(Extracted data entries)
##############################
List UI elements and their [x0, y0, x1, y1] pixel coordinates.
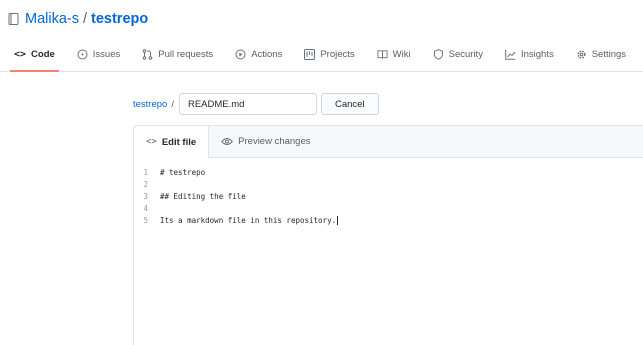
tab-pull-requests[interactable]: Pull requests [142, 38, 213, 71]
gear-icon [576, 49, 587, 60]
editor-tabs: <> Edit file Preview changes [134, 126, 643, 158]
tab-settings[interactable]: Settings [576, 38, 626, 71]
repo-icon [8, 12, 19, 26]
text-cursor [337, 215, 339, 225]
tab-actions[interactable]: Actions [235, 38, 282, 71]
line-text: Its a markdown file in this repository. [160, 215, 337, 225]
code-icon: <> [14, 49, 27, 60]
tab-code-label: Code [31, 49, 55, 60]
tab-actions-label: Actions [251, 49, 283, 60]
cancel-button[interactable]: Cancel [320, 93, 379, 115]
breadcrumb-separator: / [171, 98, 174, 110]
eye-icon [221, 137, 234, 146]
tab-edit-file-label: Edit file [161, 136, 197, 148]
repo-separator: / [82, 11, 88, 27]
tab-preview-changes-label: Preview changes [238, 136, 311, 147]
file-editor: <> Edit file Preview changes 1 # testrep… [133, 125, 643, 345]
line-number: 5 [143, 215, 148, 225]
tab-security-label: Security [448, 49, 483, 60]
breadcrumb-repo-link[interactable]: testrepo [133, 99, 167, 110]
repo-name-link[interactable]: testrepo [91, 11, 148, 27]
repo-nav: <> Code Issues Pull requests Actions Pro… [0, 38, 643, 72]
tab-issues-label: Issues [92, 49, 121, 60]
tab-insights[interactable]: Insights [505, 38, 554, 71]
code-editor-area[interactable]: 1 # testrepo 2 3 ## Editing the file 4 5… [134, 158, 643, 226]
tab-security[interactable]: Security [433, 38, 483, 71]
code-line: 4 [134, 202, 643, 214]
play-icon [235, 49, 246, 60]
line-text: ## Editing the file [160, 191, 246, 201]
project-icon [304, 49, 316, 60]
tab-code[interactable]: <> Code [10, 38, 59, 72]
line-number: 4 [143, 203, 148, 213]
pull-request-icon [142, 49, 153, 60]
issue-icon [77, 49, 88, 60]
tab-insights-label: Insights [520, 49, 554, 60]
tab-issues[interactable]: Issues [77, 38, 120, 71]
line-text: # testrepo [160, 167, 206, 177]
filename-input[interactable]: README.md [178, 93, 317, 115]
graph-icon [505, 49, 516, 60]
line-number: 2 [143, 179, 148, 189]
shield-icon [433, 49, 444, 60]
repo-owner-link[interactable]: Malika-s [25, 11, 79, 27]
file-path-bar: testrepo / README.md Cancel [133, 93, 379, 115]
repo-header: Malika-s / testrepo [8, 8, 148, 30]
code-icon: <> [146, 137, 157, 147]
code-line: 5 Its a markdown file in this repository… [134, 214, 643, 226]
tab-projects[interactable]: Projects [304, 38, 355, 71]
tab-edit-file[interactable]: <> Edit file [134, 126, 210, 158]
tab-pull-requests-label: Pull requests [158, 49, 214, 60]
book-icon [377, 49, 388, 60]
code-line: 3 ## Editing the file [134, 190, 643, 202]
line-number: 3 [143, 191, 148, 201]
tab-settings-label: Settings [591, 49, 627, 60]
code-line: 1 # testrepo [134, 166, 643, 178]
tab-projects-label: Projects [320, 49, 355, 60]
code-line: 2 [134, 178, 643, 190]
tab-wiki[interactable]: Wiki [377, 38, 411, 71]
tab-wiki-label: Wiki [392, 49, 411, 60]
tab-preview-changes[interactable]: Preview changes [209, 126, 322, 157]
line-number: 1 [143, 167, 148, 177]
##############################
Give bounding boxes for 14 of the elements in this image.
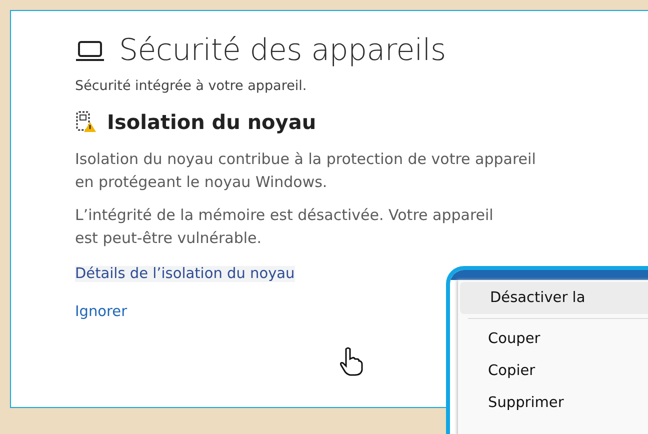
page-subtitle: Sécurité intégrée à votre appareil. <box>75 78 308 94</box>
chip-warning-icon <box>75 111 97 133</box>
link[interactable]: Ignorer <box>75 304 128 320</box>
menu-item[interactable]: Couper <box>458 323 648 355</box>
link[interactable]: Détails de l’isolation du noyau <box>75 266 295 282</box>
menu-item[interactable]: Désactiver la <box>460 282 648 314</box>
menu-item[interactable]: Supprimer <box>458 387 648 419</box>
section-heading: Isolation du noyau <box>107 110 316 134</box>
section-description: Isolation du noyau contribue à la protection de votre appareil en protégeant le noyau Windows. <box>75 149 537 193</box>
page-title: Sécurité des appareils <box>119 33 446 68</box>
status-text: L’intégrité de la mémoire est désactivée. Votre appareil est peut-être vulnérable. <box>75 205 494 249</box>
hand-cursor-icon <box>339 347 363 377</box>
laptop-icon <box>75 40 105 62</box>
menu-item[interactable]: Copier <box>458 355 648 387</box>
##############################
Your task>
Copy the material line for line, starting at the line that contains "page-subtitle: Sécurité intégrée" and stopping after the line that contains "menu-item[interactable]: Couper <box>458".

Solution for this exercise>
page-subtitle: Sécurité intégrée à votre appareil. <box>75 78 308 94</box>
chip-warning-icon <box>75 111 97 133</box>
link[interactable]: Ignorer <box>75 304 128 320</box>
menu-item[interactable]: Couper <box>458 323 648 355</box>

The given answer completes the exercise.